-------- Provided records --------

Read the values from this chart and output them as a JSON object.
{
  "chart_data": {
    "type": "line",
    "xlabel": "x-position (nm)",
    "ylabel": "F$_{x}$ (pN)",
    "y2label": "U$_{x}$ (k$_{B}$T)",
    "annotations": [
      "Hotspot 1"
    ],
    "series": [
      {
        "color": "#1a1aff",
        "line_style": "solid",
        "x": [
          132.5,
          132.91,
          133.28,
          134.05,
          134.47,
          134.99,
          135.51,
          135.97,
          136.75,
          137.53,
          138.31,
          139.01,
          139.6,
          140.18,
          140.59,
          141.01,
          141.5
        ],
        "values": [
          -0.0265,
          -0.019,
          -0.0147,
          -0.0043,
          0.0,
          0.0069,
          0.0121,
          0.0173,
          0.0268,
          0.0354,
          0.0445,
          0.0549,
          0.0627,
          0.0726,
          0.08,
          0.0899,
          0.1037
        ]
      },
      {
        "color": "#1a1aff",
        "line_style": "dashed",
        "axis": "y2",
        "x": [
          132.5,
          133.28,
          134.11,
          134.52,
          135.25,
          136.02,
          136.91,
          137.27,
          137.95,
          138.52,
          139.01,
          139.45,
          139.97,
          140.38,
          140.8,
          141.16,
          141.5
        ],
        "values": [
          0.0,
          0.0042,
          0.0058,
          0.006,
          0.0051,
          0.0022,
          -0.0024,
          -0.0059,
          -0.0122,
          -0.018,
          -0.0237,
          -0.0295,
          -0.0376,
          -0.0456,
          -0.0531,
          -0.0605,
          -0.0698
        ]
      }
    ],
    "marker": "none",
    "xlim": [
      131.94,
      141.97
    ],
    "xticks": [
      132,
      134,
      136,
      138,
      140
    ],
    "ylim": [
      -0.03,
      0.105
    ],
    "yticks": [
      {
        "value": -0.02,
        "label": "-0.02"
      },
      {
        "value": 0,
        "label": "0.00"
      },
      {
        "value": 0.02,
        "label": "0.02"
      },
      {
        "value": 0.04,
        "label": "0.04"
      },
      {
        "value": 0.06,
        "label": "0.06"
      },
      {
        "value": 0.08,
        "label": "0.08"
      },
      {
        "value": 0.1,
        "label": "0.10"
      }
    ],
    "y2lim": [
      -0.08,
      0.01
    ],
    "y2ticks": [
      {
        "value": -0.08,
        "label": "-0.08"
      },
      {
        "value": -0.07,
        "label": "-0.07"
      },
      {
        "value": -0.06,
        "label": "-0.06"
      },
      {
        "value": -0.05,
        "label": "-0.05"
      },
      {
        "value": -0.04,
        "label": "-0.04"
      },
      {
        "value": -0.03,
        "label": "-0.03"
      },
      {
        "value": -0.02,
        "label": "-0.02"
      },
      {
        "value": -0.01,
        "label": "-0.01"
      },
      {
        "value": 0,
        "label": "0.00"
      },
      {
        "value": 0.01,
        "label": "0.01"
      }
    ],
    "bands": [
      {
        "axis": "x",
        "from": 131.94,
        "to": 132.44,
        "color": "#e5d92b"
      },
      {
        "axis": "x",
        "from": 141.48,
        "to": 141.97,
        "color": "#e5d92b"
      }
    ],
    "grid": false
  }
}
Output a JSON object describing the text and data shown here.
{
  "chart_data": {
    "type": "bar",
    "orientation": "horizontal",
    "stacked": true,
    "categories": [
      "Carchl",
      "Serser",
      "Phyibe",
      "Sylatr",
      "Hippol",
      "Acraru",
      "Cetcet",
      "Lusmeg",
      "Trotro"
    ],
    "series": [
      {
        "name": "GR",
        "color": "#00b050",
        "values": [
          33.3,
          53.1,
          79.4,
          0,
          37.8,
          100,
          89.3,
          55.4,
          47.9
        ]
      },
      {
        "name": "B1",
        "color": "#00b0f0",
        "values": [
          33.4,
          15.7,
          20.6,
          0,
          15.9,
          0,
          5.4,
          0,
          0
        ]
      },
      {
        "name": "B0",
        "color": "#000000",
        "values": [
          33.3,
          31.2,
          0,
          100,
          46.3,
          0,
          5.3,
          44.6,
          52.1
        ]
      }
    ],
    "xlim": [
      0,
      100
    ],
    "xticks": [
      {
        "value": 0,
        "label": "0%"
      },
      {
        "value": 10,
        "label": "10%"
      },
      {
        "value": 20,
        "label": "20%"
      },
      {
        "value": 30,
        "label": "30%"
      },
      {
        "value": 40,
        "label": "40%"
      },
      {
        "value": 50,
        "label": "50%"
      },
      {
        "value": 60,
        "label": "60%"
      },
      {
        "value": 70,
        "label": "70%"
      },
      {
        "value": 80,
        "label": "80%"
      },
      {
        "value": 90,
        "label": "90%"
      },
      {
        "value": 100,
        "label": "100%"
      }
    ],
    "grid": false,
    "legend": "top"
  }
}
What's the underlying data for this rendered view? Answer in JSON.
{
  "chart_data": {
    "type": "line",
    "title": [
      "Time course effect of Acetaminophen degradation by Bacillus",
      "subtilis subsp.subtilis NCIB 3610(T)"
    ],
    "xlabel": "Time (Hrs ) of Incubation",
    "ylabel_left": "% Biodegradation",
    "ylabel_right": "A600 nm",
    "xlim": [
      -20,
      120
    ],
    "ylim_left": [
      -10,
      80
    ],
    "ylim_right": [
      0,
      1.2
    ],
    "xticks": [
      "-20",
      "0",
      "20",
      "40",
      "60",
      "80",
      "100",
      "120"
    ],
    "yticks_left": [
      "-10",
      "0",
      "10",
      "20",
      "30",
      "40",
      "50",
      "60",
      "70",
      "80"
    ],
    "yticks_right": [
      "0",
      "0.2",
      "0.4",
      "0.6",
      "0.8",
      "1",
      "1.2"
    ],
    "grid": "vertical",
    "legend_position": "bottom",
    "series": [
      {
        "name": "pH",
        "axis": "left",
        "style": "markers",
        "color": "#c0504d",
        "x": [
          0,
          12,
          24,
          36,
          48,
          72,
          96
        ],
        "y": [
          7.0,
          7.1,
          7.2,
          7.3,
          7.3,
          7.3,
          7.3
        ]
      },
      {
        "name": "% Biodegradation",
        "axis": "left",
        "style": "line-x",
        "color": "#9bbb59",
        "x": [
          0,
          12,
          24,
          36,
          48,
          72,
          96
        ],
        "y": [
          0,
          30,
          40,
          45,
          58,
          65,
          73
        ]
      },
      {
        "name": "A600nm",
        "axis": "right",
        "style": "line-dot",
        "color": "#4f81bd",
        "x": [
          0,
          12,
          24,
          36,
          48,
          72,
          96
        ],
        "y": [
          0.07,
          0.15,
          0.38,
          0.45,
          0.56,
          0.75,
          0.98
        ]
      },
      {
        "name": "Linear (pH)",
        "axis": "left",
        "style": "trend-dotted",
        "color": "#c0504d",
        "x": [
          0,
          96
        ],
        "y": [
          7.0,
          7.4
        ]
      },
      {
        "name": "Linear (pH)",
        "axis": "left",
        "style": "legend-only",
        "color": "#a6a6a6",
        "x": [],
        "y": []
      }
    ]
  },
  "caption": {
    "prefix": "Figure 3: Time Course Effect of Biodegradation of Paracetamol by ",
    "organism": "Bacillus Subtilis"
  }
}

--------

# [Short exercise]
Repeat the material above in full, quoting it exactly.

# [Response]
Read the values from this chart and output them as a JSON object.
{
  "chart_data": {
    "type": "line",
    "xlabel": "x-position (nm)",
    "ylabel": "F$_{x}$ (pN)",
    "y2label": "U$_{x}$ (k$_{B}$T)",
    "annotations": [
      "Hotspot 1"
    ],
    "series": [
      {
        "color": "#1a1aff",
        "line_style": "solid",
        "x": [
          132.5,
          132.91,
          133.28,
          134.05,
          134.47,
          134.99,
          135.51,
          135.97,
          136.75,
          137.53,
          138.31,
          139.01,
          139.6,
          140.18,
          140.59,
          141.01,
          141.5
        ],
        "values": [
          -0.0265,
          -0.019,
          -0.0147,
          -0.0043,
          0.0,
          0.0069,
          0.0121,
          0.0173,
          0.0268,
          0.0354,
          0.0445,
          0.0549,
          0.0627,
          0.0726,
          0.08,
          0.0899,
          0.1037
        ]
      },
      {
        "color": "#1a1aff",
        "line_style": "dashed",
        "axis": "y2",
        "x": [
          132.5,
          133.28,
          134.11,
          134.52,
          135.25,
          136.02,
          136.91,
          137.27,
          137.95,
          138.52,
          139.01,
          139.45,
          139.97,
          140.38,
          140.8,
          141.16,
          141.5
        ],
        "values": [
          0.0,
          0.0042,
          0.0058,
          0.006,
          0.0051,
          0.0022,
          -0.0024,
          -0.0059,
          -0.0122,
          -0.018,
          -0.0237,
          -0.0295,
          -0.0376,
          -0.0456,
          -0.0531,
          -0.0605,
          -0.0698
        ]
      }
    ],
    "marker": "none",
    "xlim": [
      131.94,
      141.97
    ],
    "xticks": [
      132,
      134,
      136,
      138,
      140
    ],
    "ylim": [
      -0.03,
      0.105
    ],
    "yticks": [
      {
        "value": -0.02,
        "label": "-0.02"
      },
      {
        "value": 0,
        "label": "0.00"
      },
      {
        "value": 0.02,
        "label": "0.02"
      },
      {
        "value": 0.04,
        "label": "0.04"
      },
      {
        "value": 0.06,
        "label": "0.06"
      },
      {
        "value": 0.08,
        "label": "0.08"
      },
      {
        "value": 0.1,
        "label": "0.10"
      }
    ],
    "y2lim": [
      -0.08,
      0.01
    ],
    "y2ticks": [
      {
        "value": -0.08,
        "label": "-0.08"
      },
      {
        "value": -0.07,
        "label": "-0.07"
      },
      {
        "value": -0.06,
        "label": "-0.06"
      },
      {
        "value": -0.05,
        "label": "-0.05"
      },
      {
        "value": -0.04,
        "label": "-0.04"
      },
      {
        "value": -0.03,
        "label": "-0.03"
      },
      {
        "value": -0.02,
        "label": "-0.02"
      },
      {
        "value": -0.01,
        "label": "-0.01"
      },
      {
        "value": 0,
        "label": "0.00"
      },
      {
        "value": 0.01,
        "label": "0.01"
      }
    ],
    "bands": [
      {
        "axis": "x",
        "from": 131.94,
        "to": 132.44,
        "color": "#e5d92b"
      },
      {
        "axis": "x",
        "from": 141.48,
        "to": 141.97,
        "color": "#e5d92b"
      }
    ],
    "grid": false
  }
}
Output a JSON object describing the text and data shown here.
{
  "chart_data": {
    "type": "bar",
    "orientation": "horizontal",
    "stacked": true,
    "categories": [
      "Carchl",
      "Serser",
      "Phyibe",
      "Sylatr",
      "Hippol",
      "Acraru",
      "Cetcet",
      "Lusmeg",
      "Trotro"
    ],
    "series": [
      {
        "name": "GR",
        "color": "#00b050",
        "values": [
          33.3,
          53.1,
          79.4,
          0,
          37.8,
          100,
          89.3,
          55.4,
          47.9
        ]
      },
      {
        "name": "B1",
        "color": "#00b0f0",
        "values": [
          33.4,
          15.7,
          20.6,
          0,
          15.9,
          0,
          5.4,
          0,
          0
        ]
      },
      {
        "name": "B0",
        "color": "#000000",
        "values": [
          33.3,
          31.2,
          0,
          100,
          46.3,
          0,
          5.3,
          44.6,
          52.1
        ]
      }
    ],
    "xlim": [
      0,
      100
    ],
    "xticks": [
      {
        "value": 0,
        "label": "0%"
      },
      {
        "value": 10,
        "label": "10%"
      },
      {
        "value": 20,
        "label": "20%"
      },
      {
        "value": 30,
        "label": "30%"
      },
      {
        "value": 40,
        "label": "40%"
      },
      {
        "value": 50,
        "label": "50%"
      },
      {
        "value": 60,
        "label": "60%"
      },
      {
        "value": 70,
        "label": "70%"
      },
      {
        "value": 80,
        "label": "80%"
      },
      {
        "value": 90,
        "label": "90%"
      },
      {
        "value": 100,
        "label": "100%"
      }
    ],
    "grid": false,
    "legend": "top"
  }
}
What's the underlying data for this rendered view? Answer in JSON.
{
  "chart_data": {
    "type": "line",
    "title": [
      "Time course effect of Acetaminophen degradation by Bacillus",
      "subtilis subsp.subtilis NCIB 3610(T)"
    ],
    "xlabel": "Time (Hrs ) of Incubation",
    "ylabel_left": "% Biodegradation",
    "ylabel_right": "A600 nm",
    "xlim": [
      -20,
      120
    ],
    "ylim_left": [
      -10,
      80
    ],
    "ylim_right": [
      0,
      1.2
    ],
    "xticks": [
      "-20",
      "0",
      "20",
      "40",
      "60",
      "80",
      "100",
      "120"
    ],
    "yticks_left": [
      "-10",
      "0",
      "10",
      "20",
      "30",
      "40",
      "50",
      "60",
      "70",
      "80"
    ],
    "yticks_right": [
      "0",
      "0.2",
      "0.4",
      "0.6",
      "0.8",
      "1",
      "1.2"
    ],
    "grid": "vertical",
    "legend_position": "bottom",
    "series": [
      {
        "name": "pH",
        "axis": "left",
        "style": "markers",
        "color": "#c0504d",
        "x": [
          0,
          12,
          24,
          36,
          48,
          72,
          96
        ],
        "y": [
          7.0,
          7.1,
          7.2,
          7.3,
          7.3,
          7.3,
          7.3
        ]
      },
      {
        "name": "% Biodegradation",
        "axis": "left",
        "style": "line-x",
        "color": "#9bbb59",
        "x": [
          0,
          12,
          24,
          36,
          48,
          72,
          96
        ],
        "y": [
          0,
          30,
          40,
          45,
          58,
          65,
          73
        ]
      },
      {
        "name": "A600nm",
        "axis": "right",
        "style": "line-dot",
        "color": "#4f81bd",
        "x": [
          0,
          12,
          24,
          36,
          48,
          72,
          96
        ],
        "y": [
          0.07,
          0.15,
          0.38,
          0.45,
          0.56,
          0.75,
          0.98
        ]
      },
      {
        "name": "Linear (pH)",
        "axis": "left",
        "style": "trend-dotted",
        "color": "#c0504d",
        "x": [
          0,
          96
        ],
        "y": [
          7.0,
          7.4
        ]
      },
      {
        "name": "Linear (pH)",
        "axis": "left",
        "style": "legend-only",
        "color": "#a6a6a6",
        "x": [],
        "y": []
      }
    ]
  },
  "caption": {
    "prefix": "Figure 3: Time Course Effect of Biodegradation of Paracetamol by ",
    "organism": "Bacillus Subtilis"
  }
}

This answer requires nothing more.